Part of a data file:
┌──
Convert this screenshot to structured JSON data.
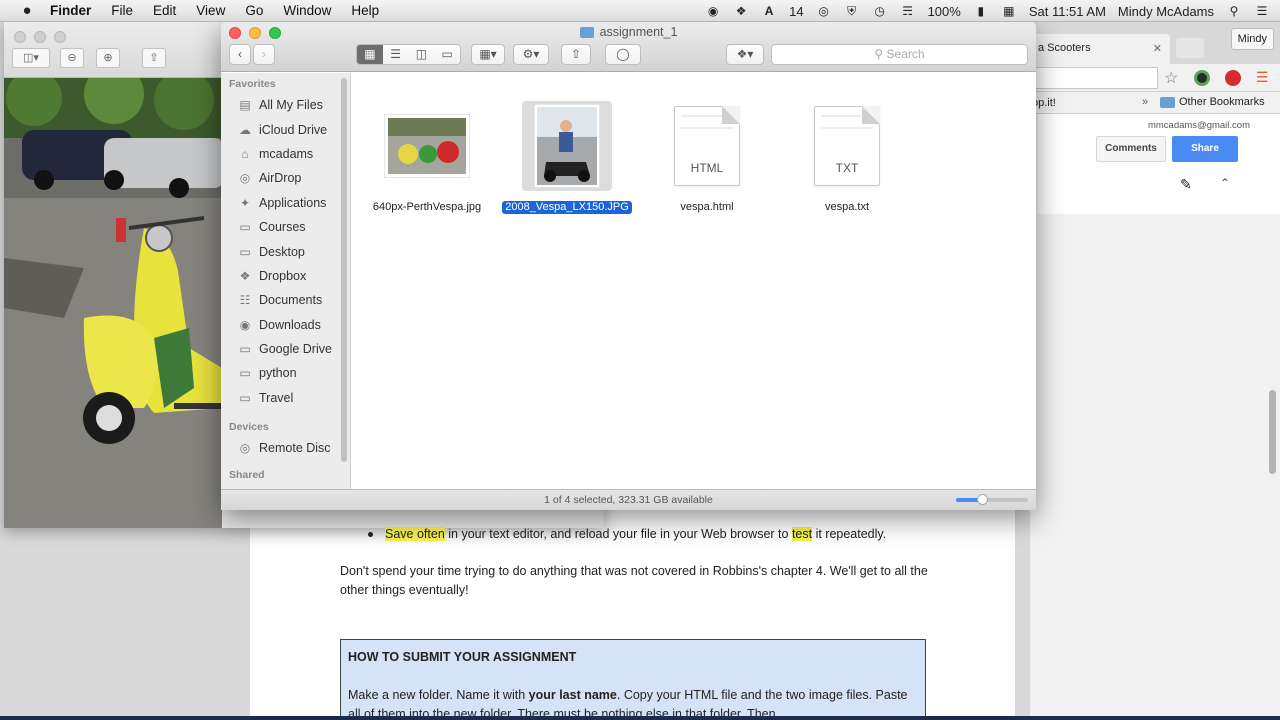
{
  "menubar": {
    "apple": "",
    "items": [
      "Finder",
      "File",
      "Edit",
      "View",
      "Go",
      "Window",
      "Help"
    ],
    "status_number": "14",
    "battery": "100%",
    "clock": "Sat 11:51 AM",
    "user": "Mindy McAdams"
  },
  "browser": {
    "tab_title": "a Scooters",
    "profile": "Mindy",
    "bookmark_partial": "op.it!",
    "other_bookmarks": "Other Bookmarks",
    "account_email": "mmcadams@gmail.com",
    "comments_label": "Comments",
    "share_label": "Share"
  },
  "finder": {
    "title": "assignment_1",
    "search_placeholder": "Search",
    "favorites_header": "Favorites",
    "favorites": [
      {
        "label": "All My Files",
        "icon": "all-files-icon"
      },
      {
        "label": "iCloud Drive",
        "icon": "cloud-icon"
      },
      {
        "label": "mcadams",
        "icon": "home-icon"
      },
      {
        "label": "AirDrop",
        "icon": "airdrop-icon"
      },
      {
        "label": "Applications",
        "icon": "applications-icon"
      },
      {
        "label": "Courses",
        "icon": "folder-icon"
      },
      {
        "label": "Desktop",
        "icon": "desktop-icon"
      },
      {
        "label": "Dropbox",
        "icon": "dropbox-icon"
      },
      {
        "label": "Documents",
        "icon": "documents-icon"
      },
      {
        "label": "Downloads",
        "icon": "downloads-icon"
      },
      {
        "label": "Google Drive",
        "icon": "folder-icon"
      },
      {
        "label": "python",
        "icon": "folder-icon"
      },
      {
        "label": "Travel",
        "icon": "folder-icon"
      }
    ],
    "devices_header": "Devices",
    "devices": [
      {
        "label": "Remote Disc",
        "icon": "disc-icon"
      }
    ],
    "shared_header": "Shared",
    "files": [
      {
        "name": "640px-PerthVespa.jpg",
        "kind": "image",
        "selected": false
      },
      {
        "name": "2008_Vespa_LX150.JPG",
        "kind": "image",
        "selected": true
      },
      {
        "name": "vespa.html",
        "kind": "HTML",
        "selected": false
      },
      {
        "name": "vespa.txt",
        "kind": "TXT",
        "selected": false
      }
    ],
    "status": "1 of 4 selected, 323.31 GB available",
    "icon_size_level": 0.36
  },
  "document": {
    "bullet_highlight1": "Save often",
    "bullet_middle": " in your text editor, and reload your file in your Web browser to ",
    "bullet_highlight2": "test",
    "bullet_end": " it repeatedly.",
    "para": "Don't spend your time trying to do anything that was not covered in Robbins's chapter 4. We'll get to all the other things eventually!",
    "box_title": "HOW TO SUBMIT YOUR ASSIGNMENT",
    "box_text_1": "Make a new folder. Name it with ",
    "box_text_bold": "your last name",
    "box_text_2": ". Copy your HTML file and the two image files. Paste all of them into the new folder. There must be nothing else in that folder. Then"
  }
}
└──
Written exercise.
Tally the lines in the entries above that hold the word "Drive". Reply with nothing but that count.

Right answer.
2